**TASK BRIEF**
The data below is to be returned in full and exactly.

'''

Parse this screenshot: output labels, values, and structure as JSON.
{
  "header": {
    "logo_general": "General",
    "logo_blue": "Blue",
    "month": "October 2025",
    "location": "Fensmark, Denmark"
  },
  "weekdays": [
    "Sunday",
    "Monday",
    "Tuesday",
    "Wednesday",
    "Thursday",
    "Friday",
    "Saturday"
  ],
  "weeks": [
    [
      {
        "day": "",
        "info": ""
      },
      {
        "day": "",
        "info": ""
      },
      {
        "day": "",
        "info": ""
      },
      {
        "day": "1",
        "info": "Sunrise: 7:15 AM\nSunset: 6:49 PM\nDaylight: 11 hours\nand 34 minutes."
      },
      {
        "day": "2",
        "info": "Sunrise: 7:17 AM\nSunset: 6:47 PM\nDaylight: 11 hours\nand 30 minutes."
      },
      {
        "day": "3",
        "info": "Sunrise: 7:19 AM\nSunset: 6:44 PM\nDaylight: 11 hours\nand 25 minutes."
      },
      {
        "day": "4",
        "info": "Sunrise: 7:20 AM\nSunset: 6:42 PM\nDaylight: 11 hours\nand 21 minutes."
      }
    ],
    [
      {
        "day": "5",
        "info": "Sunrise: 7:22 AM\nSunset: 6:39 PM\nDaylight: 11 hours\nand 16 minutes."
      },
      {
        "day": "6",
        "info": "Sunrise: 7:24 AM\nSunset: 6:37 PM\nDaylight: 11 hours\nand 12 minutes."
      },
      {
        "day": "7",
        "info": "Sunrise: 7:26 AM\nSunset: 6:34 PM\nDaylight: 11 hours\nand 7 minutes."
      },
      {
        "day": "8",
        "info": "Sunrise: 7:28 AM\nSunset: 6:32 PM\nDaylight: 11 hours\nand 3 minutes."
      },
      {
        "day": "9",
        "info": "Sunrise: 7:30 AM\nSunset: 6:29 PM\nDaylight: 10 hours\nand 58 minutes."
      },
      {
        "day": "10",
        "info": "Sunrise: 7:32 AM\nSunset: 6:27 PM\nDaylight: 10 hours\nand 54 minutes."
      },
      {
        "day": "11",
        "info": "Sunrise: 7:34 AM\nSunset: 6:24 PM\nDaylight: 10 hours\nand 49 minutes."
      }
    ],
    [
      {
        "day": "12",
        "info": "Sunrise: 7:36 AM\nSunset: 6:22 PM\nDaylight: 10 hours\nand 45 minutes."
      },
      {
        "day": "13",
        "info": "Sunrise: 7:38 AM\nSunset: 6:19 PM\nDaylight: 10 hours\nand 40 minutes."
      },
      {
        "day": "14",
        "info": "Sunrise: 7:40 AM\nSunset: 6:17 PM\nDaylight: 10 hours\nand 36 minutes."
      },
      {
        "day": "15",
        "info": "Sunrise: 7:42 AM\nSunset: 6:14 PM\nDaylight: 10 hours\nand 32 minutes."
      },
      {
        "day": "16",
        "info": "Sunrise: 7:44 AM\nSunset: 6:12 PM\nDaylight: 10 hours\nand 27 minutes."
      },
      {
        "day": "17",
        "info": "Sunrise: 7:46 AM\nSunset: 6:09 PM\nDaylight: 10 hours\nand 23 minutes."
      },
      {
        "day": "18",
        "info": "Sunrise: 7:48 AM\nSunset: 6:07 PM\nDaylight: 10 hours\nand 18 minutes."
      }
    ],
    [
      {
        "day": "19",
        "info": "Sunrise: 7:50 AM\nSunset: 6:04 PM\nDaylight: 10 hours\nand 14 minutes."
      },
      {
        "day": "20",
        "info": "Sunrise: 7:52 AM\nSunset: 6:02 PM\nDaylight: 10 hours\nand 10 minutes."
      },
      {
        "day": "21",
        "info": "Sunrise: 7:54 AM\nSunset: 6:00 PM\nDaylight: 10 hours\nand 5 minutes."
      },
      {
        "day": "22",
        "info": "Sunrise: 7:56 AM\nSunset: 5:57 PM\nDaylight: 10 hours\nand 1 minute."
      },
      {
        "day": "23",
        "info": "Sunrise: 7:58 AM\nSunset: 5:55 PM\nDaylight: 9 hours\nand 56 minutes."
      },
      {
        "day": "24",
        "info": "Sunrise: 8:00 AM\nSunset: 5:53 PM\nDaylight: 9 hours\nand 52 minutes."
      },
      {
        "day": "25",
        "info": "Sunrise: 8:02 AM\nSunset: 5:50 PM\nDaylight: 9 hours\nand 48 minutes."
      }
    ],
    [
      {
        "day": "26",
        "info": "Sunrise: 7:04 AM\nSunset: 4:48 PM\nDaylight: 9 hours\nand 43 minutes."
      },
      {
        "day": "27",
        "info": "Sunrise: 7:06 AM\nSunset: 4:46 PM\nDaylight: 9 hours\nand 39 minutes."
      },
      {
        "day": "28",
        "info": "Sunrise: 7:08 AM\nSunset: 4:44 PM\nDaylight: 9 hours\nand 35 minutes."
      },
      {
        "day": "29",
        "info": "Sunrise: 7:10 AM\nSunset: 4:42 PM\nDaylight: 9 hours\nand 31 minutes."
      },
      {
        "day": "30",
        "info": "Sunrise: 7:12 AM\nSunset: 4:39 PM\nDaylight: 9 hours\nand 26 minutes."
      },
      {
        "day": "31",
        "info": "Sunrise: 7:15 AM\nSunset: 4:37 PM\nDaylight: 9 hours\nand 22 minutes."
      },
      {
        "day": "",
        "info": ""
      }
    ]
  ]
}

'''

**SOLUTION TO THE EXERCISE**
Parse this screenshot: output labels, values, and structure as JSON.
{
  "header": {
    "logo_general": "General",
    "logo_blue": "Blue",
    "month": "October 2025",
    "location": "Fensmark, Denmark"
  },
  "weekdays": [
    "Sunday",
    "Monday",
    "Tuesday",
    "Wednesday",
    "Thursday",
    "Friday",
    "Saturday"
  ],
  "weeks": [
    [
      {
        "day": "",
        "info": ""
      },
      {
        "day": "",
        "info": ""
      },
      {
        "day": "",
        "info": ""
      },
      {
        "day": "1",
        "info": "Sunrise: 7:15 AM\nSunset: 6:49 PM\nDaylight: 11 hours\nand 34 minutes."
      },
      {
        "day": "2",
        "info": "Sunrise: 7:17 AM\nSunset: 6:47 PM\nDaylight: 11 hours\nand 30 minutes."
      },
      {
        "day": "3",
        "info": "Sunrise: 7:19 AM\nSunset: 6:44 PM\nDaylight: 11 hours\nand 25 minutes."
      },
      {
        "day": "4",
        "info": "Sunrise: 7:20 AM\nSunset: 6:42 PM\nDaylight: 11 hours\nand 21 minutes."
      }
    ],
    [
      {
        "day": "5",
        "info": "Sunrise: 7:22 AM\nSunset: 6:39 PM\nDaylight: 11 hours\nand 16 minutes."
      },
      {
        "day": "6",
        "info": "Sunrise: 7:24 AM\nSunset: 6:37 PM\nDaylight: 11 hours\nand 12 minutes."
      },
      {
        "day": "7",
        "info": "Sunrise: 7:26 AM\nSunset: 6:34 PM\nDaylight: 11 hours\nand 7 minutes."
      },
      {
        "day": "8",
        "info": "Sunrise: 7:28 AM\nSunset: 6:32 PM\nDaylight: 11 hours\nand 3 minutes."
      },
      {
        "day": "9",
        "info": "Sunrise: 7:30 AM\nSunset: 6:29 PM\nDaylight: 10 hours\nand 58 minutes."
      },
      {
        "day": "10",
        "info": "Sunrise: 7:32 AM\nSunset: 6:27 PM\nDaylight: 10 hours\nand 54 minutes."
      },
      {
        "day": "11",
        "info": "Sunrise: 7:34 AM\nSunset: 6:24 PM\nDaylight: 10 hours\nand 49 minutes."
      }
    ],
    [
      {
        "day": "12",
        "info": "Sunrise: 7:36 AM\nSunset: 6:22 PM\nDaylight: 10 hours\nand 45 minutes."
      },
      {
        "day": "13",
        "info": "Sunrise: 7:38 AM\nSunset: 6:19 PM\nDaylight: 10 hours\nand 40 minutes."
      },
      {
        "day": "14",
        "info": "Sunrise: 7:40 AM\nSunset: 6:17 PM\nDaylight: 10 hours\nand 36 minutes."
      },
      {
        "day": "15",
        "info": "Sunrise: 7:42 AM\nSunset: 6:14 PM\nDaylight: 10 hours\nand 32 minutes."
      },
      {
        "day": "16",
        "info": "Sunrise: 7:44 AM\nSunset: 6:12 PM\nDaylight: 10 hours\nand 27 minutes."
      },
      {
        "day": "17",
        "info": "Sunrise: 7:46 AM\nSunset: 6:09 PM\nDaylight: 10 hours\nand 23 minutes."
      },
      {
        "day": "18",
        "info": "Sunrise: 7:48 AM\nSunset: 6:07 PM\nDaylight: 10 hours\nand 18 minutes."
      }
    ],
    [
      {
        "day": "19",
        "info": "Sunrise: 7:50 AM\nSunset: 6:04 PM\nDaylight: 10 hours\nand 14 minutes."
      },
      {
        "day": "20",
        "info": "Sunrise: 7:52 AM\nSunset: 6:02 PM\nDaylight: 10 hours\nand 10 minutes."
      },
      {
        "day": "21",
        "info": "Sunrise: 7:54 AM\nSunset: 6:00 PM\nDaylight: 10 hours\nand 5 minutes."
      },
      {
        "day": "22",
        "info": "Sunrise: 7:56 AM\nSunset: 5:57 PM\nDaylight: 10 hours\nand 1 minute."
      },
      {
        "day": "23",
        "info": "Sunrise: 7:58 AM\nSunset: 5:55 PM\nDaylight: 9 hours\nand 56 minutes."
      },
      {
        "day": "24",
        "info": "Sunrise: 8:00 AM\nSunset: 5:53 PM\nDaylight: 9 hours\nand 52 minutes."
      },
      {
        "day": "25",
        "info": "Sunrise: 8:02 AM\nSunset: 5:50 PM\nDaylight: 9 hours\nand 48 minutes."
      }
    ],
    [
      {
        "day": "26",
        "info": "Sunrise: 7:04 AM\nSunset: 4:48 PM\nDaylight: 9 hours\nand 43 minutes."
      },
      {
        "day": "27",
        "info": "Sunrise: 7:06 AM\nSunset: 4:46 PM\nDaylight: 9 hours\nand 39 minutes."
      },
      {
        "day": "28",
        "info": "Sunrise: 7:08 AM\nSunset: 4:44 PM\nDaylight: 9 hours\nand 35 minutes."
      },
      {
        "day": "29",
        "info": "Sunrise: 7:10 AM\nSunset: 4:42 PM\nDaylight: 9 hours\nand 31 minutes."
      },
      {
        "day": "30",
        "info": "Sunrise: 7:12 AM\nSunset: 4:39 PM\nDaylight: 9 hours\nand 26 minutes."
      },
      {
        "day": "31",
        "info": "Sunrise: 7:15 AM\nSunset: 4:37 PM\nDaylight: 9 hours\nand 22 minutes."
      },
      {
        "day": "",
        "info": ""
      }
    ]
  ]
}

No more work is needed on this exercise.